[PROBLEM REQUIREMENTS]:
Which lines have the string "model"? Copy all of them from the entries below.

[DATA SUPPLIED]:
* * * * * * * * *

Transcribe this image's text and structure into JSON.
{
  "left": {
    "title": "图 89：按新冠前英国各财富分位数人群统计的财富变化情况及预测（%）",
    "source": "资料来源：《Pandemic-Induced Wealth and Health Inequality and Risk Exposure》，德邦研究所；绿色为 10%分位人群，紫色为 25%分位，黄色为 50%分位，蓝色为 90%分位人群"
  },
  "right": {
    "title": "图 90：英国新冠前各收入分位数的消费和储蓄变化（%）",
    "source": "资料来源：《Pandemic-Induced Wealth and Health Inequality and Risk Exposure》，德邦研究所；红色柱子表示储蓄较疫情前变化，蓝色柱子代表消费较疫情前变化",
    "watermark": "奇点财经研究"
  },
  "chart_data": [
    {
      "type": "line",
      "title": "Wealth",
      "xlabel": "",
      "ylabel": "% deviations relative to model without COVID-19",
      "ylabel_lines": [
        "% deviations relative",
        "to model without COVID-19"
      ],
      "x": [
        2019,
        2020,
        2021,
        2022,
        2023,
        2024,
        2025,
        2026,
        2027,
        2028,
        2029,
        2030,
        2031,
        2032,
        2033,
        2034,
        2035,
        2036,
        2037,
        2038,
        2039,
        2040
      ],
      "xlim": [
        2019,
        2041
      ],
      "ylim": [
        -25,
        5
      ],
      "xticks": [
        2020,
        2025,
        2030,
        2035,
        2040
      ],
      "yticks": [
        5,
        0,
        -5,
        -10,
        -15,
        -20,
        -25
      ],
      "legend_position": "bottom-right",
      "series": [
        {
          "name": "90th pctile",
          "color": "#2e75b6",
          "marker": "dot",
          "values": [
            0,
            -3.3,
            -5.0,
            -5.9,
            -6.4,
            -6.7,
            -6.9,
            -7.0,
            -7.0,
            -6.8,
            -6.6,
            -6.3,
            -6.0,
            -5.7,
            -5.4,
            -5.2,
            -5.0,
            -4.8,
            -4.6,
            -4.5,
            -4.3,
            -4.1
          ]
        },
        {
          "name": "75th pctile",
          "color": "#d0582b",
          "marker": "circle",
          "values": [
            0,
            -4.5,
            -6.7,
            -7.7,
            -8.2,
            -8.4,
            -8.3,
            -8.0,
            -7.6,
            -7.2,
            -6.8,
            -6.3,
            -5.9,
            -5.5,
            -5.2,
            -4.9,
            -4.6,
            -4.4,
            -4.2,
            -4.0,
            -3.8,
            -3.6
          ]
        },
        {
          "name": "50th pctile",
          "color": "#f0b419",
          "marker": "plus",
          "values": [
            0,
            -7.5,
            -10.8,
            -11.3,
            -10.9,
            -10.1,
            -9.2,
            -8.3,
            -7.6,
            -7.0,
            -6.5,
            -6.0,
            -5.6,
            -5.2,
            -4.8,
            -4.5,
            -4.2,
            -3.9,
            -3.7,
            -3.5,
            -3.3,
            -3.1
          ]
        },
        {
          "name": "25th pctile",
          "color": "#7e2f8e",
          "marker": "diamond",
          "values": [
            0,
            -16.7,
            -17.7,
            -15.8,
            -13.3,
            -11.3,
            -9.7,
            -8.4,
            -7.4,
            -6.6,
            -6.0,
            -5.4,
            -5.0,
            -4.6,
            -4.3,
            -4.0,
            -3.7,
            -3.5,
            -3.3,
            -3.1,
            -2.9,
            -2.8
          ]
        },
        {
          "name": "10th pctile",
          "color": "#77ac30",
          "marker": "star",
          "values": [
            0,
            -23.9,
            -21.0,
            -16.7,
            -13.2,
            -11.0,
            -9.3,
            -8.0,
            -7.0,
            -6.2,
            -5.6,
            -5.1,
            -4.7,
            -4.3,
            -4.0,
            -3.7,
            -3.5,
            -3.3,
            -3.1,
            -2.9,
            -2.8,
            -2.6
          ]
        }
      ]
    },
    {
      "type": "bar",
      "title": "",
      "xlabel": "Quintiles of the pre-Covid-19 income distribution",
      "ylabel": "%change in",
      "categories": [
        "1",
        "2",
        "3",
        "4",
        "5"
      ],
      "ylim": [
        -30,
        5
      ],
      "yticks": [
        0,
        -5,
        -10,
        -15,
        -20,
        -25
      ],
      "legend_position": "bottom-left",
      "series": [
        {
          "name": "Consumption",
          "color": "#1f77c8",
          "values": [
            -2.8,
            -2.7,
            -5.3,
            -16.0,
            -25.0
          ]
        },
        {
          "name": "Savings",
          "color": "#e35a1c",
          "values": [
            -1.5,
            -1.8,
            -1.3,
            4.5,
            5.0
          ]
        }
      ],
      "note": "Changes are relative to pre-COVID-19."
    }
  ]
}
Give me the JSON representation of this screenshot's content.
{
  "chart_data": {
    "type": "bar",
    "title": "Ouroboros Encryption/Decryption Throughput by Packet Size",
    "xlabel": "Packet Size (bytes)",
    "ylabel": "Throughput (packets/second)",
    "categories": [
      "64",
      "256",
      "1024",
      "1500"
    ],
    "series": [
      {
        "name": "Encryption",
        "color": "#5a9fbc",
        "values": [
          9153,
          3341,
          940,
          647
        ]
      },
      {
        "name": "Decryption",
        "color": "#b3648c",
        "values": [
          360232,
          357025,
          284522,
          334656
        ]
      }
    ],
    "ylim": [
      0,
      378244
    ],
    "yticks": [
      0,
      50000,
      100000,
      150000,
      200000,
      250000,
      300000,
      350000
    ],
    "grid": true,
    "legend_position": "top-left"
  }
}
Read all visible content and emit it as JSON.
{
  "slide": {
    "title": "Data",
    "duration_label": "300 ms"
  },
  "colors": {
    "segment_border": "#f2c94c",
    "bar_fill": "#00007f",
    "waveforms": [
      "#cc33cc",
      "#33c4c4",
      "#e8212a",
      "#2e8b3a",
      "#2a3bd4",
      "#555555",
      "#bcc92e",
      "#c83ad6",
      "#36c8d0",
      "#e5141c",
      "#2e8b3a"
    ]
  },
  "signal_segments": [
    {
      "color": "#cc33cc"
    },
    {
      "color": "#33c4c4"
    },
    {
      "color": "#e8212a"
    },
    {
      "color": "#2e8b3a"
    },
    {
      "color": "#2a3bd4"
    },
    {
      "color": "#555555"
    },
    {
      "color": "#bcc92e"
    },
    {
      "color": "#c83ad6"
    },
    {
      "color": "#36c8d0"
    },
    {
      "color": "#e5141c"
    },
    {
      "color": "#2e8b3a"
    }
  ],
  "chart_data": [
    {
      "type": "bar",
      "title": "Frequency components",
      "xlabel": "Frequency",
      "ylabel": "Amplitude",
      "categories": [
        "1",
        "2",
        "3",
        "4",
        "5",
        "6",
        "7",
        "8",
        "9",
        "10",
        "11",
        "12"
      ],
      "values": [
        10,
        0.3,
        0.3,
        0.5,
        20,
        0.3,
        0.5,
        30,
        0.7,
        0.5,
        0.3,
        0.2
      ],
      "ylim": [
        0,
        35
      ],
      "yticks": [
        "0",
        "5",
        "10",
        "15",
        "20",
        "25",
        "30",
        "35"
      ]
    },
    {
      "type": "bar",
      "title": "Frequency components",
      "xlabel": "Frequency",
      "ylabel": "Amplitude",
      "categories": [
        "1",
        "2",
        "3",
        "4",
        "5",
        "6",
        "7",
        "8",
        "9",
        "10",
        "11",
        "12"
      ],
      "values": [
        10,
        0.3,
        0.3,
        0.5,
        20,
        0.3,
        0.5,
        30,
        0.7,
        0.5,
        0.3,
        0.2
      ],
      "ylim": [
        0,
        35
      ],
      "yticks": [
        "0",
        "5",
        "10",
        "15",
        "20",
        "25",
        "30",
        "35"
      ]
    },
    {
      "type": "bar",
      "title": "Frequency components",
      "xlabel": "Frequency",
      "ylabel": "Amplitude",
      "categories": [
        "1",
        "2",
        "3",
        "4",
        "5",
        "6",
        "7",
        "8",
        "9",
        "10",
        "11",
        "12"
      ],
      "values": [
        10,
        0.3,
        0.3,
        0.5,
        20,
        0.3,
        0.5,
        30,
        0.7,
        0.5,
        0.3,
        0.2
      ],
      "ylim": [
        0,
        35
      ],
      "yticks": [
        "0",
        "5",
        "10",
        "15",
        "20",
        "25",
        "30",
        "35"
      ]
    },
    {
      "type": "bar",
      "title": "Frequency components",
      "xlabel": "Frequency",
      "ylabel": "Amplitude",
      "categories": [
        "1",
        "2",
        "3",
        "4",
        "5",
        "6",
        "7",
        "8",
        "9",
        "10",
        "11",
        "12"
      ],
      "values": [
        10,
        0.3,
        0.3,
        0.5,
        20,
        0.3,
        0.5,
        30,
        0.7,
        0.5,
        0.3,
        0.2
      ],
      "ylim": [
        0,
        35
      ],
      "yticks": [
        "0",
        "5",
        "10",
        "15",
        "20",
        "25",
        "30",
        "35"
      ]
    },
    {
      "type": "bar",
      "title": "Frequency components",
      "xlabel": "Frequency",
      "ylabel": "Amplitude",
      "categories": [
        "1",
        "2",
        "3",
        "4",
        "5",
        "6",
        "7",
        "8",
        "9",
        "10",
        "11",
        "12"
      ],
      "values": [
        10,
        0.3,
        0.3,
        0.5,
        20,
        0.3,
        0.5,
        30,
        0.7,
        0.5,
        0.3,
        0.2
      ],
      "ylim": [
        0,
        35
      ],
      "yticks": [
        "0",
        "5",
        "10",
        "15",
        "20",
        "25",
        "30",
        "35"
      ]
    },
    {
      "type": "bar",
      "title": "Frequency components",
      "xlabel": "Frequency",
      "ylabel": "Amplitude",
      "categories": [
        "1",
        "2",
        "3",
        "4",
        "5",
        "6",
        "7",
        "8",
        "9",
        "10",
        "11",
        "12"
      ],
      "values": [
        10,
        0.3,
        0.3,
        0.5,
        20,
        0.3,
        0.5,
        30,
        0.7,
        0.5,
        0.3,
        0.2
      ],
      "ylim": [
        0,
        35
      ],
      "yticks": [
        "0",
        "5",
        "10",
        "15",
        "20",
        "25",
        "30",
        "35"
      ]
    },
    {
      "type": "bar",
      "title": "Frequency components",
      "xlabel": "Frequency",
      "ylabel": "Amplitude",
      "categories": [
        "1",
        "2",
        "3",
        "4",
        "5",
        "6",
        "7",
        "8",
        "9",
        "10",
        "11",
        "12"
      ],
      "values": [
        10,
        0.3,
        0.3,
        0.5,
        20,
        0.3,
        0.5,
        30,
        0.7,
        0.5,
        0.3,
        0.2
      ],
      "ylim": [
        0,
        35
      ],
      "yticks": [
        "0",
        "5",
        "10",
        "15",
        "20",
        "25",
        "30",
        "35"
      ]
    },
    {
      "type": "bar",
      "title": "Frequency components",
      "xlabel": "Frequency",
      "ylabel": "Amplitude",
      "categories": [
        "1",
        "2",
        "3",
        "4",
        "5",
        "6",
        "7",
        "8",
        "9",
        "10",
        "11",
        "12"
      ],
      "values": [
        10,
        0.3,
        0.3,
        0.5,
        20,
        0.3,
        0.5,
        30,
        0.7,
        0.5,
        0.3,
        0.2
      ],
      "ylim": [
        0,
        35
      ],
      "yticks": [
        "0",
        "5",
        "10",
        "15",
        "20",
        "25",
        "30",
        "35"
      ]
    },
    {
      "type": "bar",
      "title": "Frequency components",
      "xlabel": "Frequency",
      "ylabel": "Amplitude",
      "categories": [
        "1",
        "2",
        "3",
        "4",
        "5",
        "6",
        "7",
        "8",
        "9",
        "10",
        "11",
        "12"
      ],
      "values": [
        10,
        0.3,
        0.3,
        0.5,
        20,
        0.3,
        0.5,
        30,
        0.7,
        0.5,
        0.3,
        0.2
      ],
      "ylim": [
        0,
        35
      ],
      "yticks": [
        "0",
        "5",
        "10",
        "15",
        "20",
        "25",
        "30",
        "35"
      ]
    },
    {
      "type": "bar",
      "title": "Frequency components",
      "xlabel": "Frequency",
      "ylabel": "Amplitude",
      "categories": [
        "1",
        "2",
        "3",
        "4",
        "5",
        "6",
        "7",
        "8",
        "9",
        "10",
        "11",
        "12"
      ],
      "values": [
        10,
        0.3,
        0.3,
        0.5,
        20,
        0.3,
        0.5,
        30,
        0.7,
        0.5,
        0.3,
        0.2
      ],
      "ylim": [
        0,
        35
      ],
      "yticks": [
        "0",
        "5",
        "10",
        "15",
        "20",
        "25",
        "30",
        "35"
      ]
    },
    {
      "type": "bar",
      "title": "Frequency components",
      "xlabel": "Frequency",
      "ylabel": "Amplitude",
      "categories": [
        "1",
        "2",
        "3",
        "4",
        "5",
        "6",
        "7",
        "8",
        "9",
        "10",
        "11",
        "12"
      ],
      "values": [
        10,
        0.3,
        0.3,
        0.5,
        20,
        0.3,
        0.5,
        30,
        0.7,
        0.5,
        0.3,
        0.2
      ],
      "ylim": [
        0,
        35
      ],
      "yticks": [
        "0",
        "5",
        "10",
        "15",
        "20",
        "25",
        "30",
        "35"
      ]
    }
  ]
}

* * * * * * * * *

[TASK OUTPUT]:
      "ylabel": "% deviations relative to model without COVID-19",
        "to model without COVID-19"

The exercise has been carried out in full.